→ **Set problem**
Set down all of the data that follows word for word, without the images.

═════ Supplied records

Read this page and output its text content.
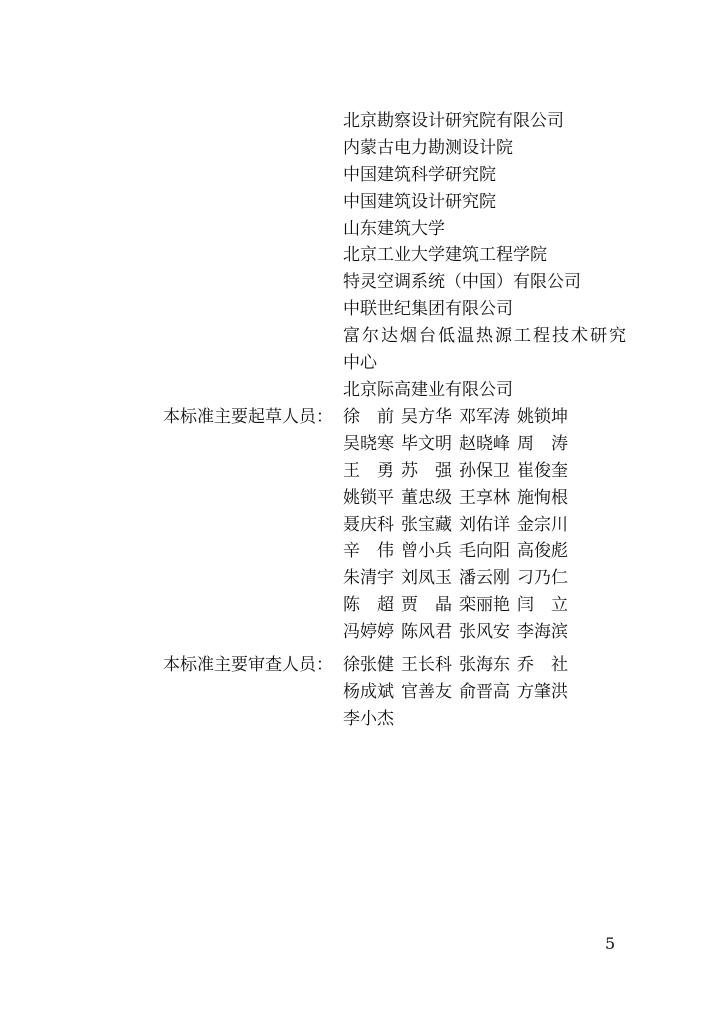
北京勘察设计研究院有限公司
内蒙古电力勘测设计院
中国建筑科学研究院
中国建筑设计研究院
山东建筑大学
北京工业大学建筑工程学院
特灵空调系统（中国）有限公司
中联世纪集团有限公司
富尔达烟台低温热源工程技术研究
中心
北京际高建业有限公司
本标准主要起草人员： 徐　前 吴方华 邓军涛 姚锁坤
吴晓寒 毕文明 赵晓峰 周　涛
王　勇 苏　强 孙保卫 崔俊奎
姚锁平 董忠级 王享林 施恂根
聂庆科 张宝藏 刘佑详 金宗川
辛　伟 曾小兵 毛向阳 高俊彪
朱清宇 刘凤玉 潘云刚 刁乃仁
陈　超 贾　晶 栾丽艳 闫　立
冯婷婷 陈风君 张风安 李海滨
本标准主要审查人员： 徐张健 王长科 张海东 乔　社
杨成斌 官善友 俞晋高 方肇洪
李小杰
5
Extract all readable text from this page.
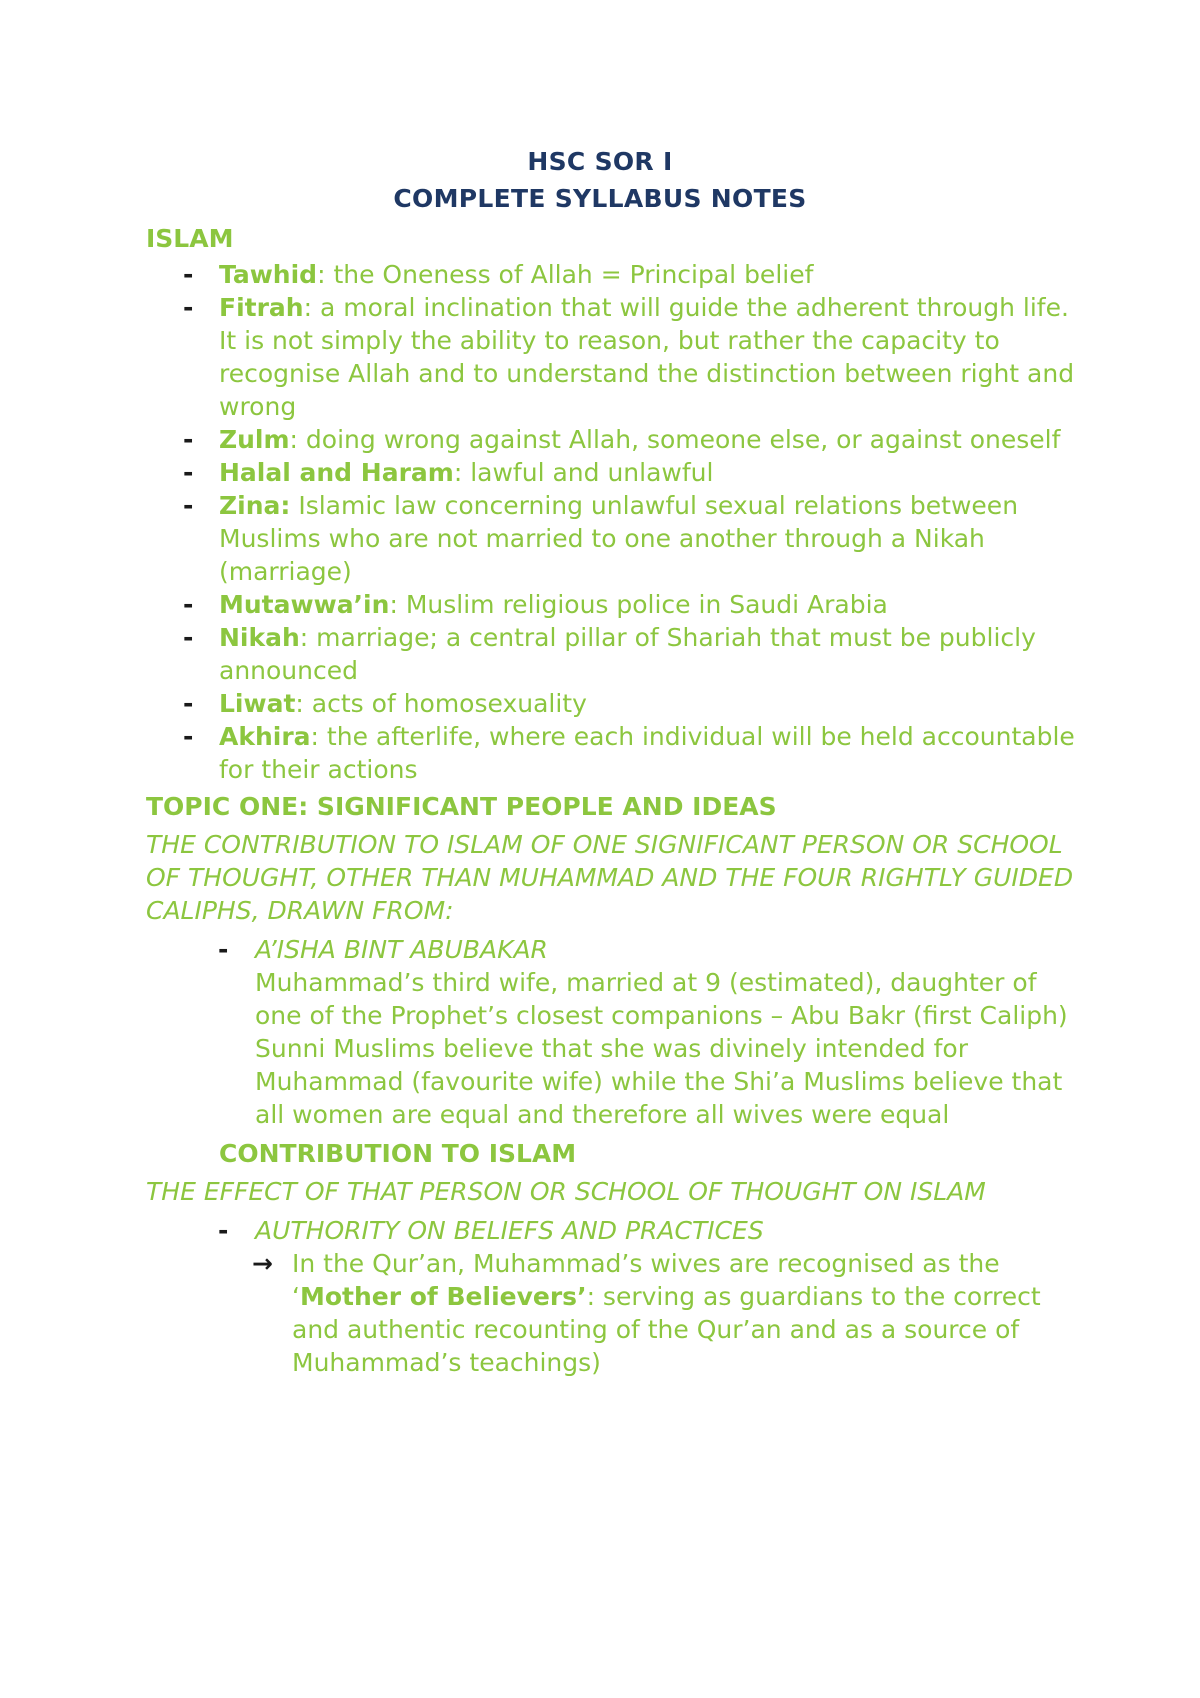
HSC SOR I
COMPLETE SYLLABUS NOTES
ISLAM
- Tawhid: the Oneness of Allah = Principal belief
- Fitrah: a moral inclination that will guide the adherent through life. It is not simply the ability to reason, but rather the capacity to recognise Allah and to understand the distinction between right and wrong
- Zulm: doing wrong against Allah, someone else, or against oneself
- Halal and Haram: lawful and unlawful
- Zina: Islamic law concerning unlawful sexual relations between Muslims who are not married to one another through a Nikah (marriage)
- Mutawwa’in: Muslim religious police in Saudi Arabia
- Nikah: marriage; a central pillar of Shariah that must be publicly announced
- Liwat: acts of homosexuality
- Akhira: the afterlife, where each individual will be held accountable for their actions
TOPIC ONE: SIGNIFICANT PEOPLE AND IDEAS
THE CONTRIBUTION TO ISLAM OF ONE SIGNIFICANT PERSON OR SCHOOL OF THOUGHT, OTHER THAN MUHAMMAD AND THE FOUR RIGHTLY GUIDED CALIPHS, DRAWN FROM:
- A’ISHA BINT ABUBAKAR
Muhammad’s third wife, married at 9 (estimated), daughter of one of the Prophet’s closest companions – Abu Bakr (first Caliph)
Sunni Muslims believe that she was divinely intended for Muhammad (favourite wife) while the Shi’a Muslims believe that all women are equal and therefore all wives were equal
CONTRIBUTION TO ISLAM
THE EFFECT OF THAT PERSON OR SCHOOL OF THOUGHT ON ISLAM
- AUTHORITY ON BELIEFS AND PRACTICES
→ In the Qur’an, Muhammad’s wives are recognised as the ‘Mother of Believers’: serving as guardians to the correct and authentic recounting of the Qur’an and as a source of Muhammad’s teachings)
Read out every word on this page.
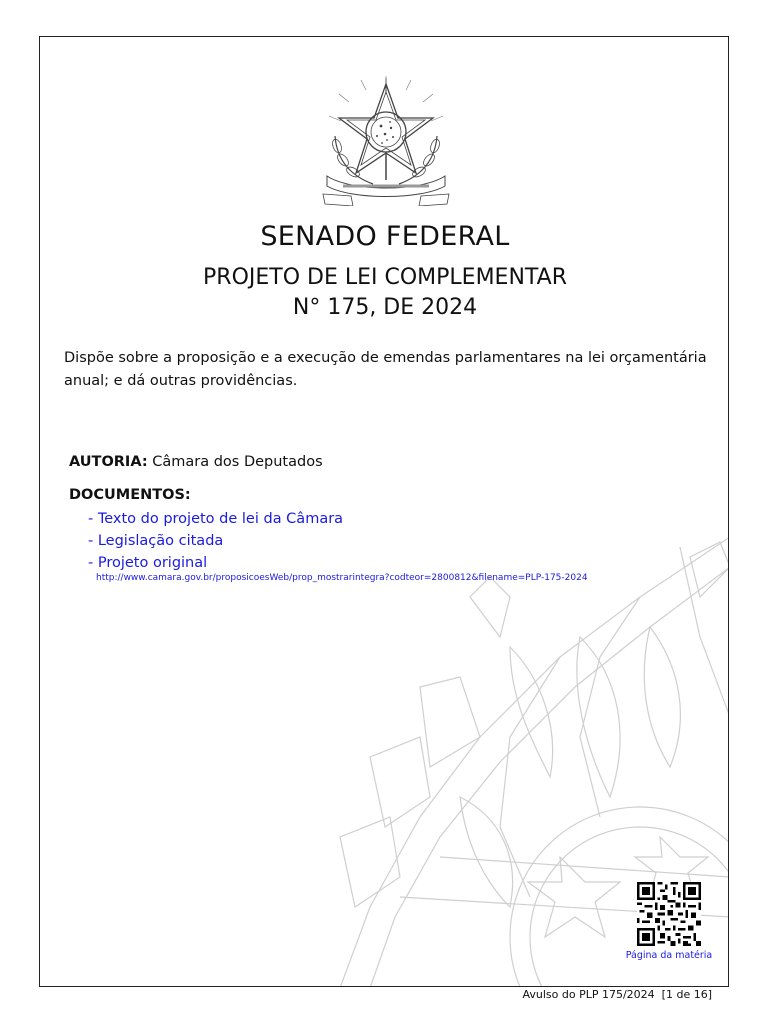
SENADO FEDERAL
PROJETO DE LEI COMPLEMENTAR
N° 175, DE 2024
Dispõe sobre a proposição e a execução de emendas parlamentares na lei orçamentária anual; e dá outras providências.
AUTORIA: Câmara dos Deputados
DOCUMENTOS:
- Texto do projeto de lei da Câmara
- Legislação citada
- Projeto original
http://www.camara.gov.br/proposicoesWeb/prop_mostrarintegra?codteor=2800812&filename=PLP-175-2024
Página da matéria
Avulso do PLP 175/2024 [1 de 16]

══════════

→ **Response to the task**
Read this page and output its text content.
北京勘察设计研究院有限公司
内蒙古电力勘测设计院
中国建筑科学研究院
中国建筑设计研究院
山东建筑大学
北京工业大学建筑工程学院
特灵空调系统（中国）有限公司
中联世纪集团有限公司
富尔达烟台低温热源工程技术研究
中心
北京际高建业有限公司
本标准主要起草人员： 徐　前 吴方华 邓军涛 姚锁坤
吴晓寒 毕文明 赵晓峰 周　涛
王　勇 苏　强 孙保卫 崔俊奎
姚锁平 董忠级 王享林 施恂根
聂庆科 张宝藏 刘佑详 金宗川
辛　伟 曾小兵 毛向阳 高俊彪
朱清宇 刘凤玉 潘云刚 刁乃仁
陈　超 贾　晶 栾丽艳 闫　立
冯婷婷 陈风君 张风安 李海滨
本标准主要审查人员： 徐张健 王长科 张海东 乔　社
杨成斌 官善友 俞晋高 方肇洪
李小杰
5
Extract all readable text from this page.
HSC SOR I
COMPLETE SYLLABUS NOTES
ISLAM
- Tawhid: the Oneness of Allah = Principal belief
- Fitrah: a moral inclination that will guide the adherent through life. It is not simply the ability to reason, but rather the capacity to recognise Allah and to understand the distinction between right and wrong
- Zulm: doing wrong against Allah, someone else, or against oneself
- Halal and Haram: lawful and unlawful
- Zina: Islamic law concerning unlawful sexual relations between Muslims who are not married to one another through a Nikah (marriage)
- Mutawwa’in: Muslim religious police in Saudi Arabia
- Nikah: marriage; a central pillar of Shariah that must be publicly announced
- Liwat: acts of homosexuality
- Akhira: the afterlife, where each individual will be held accountable for their actions
TOPIC ONE: SIGNIFICANT PEOPLE AND IDEAS
THE CONTRIBUTION TO ISLAM OF ONE SIGNIFICANT PERSON OR SCHOOL OF THOUGHT, OTHER THAN MUHAMMAD AND THE FOUR RIGHTLY GUIDED CALIPHS, DRAWN FROM:
- A’ISHA BINT ABUBAKAR
Muhammad’s third wife, married at 9 (estimated), daughter of one of the Prophet’s closest companions – Abu Bakr (first Caliph)
Sunni Muslims believe that she was divinely intended for Muhammad (favourite wife) while the Shi’a Muslims believe that all women are equal and therefore all wives were equal
CONTRIBUTION TO ISLAM
THE EFFECT OF THAT PERSON OR SCHOOL OF THOUGHT ON ISLAM
- AUTHORITY ON BELIEFS AND PRACTICES
→ In the Qur’an, Muhammad’s wives are recognised as the ‘Mother of Believers’: serving as guardians to the correct and authentic recounting of the Qur’an and as a source of Muhammad’s teachings)
Read out every word on this page.
SENADO FEDERAL
PROJETO DE LEI COMPLEMENTAR
N° 175, DE 2024
Dispõe sobre a proposição e a execução de emendas parlamentares na lei orçamentária anual; e dá outras providências.
AUTORIA: Câmara dos Deputados
DOCUMENTOS:
- Texto do projeto de lei da Câmara
- Legislação citada
- Projeto original
http://www.camara.gov.br/proposicoesWeb/prop_mostrarintegra?codteor=2800812&filename=PLP-175-2024
Página da matéria
Avulso do PLP 175/2024 [1 de 16]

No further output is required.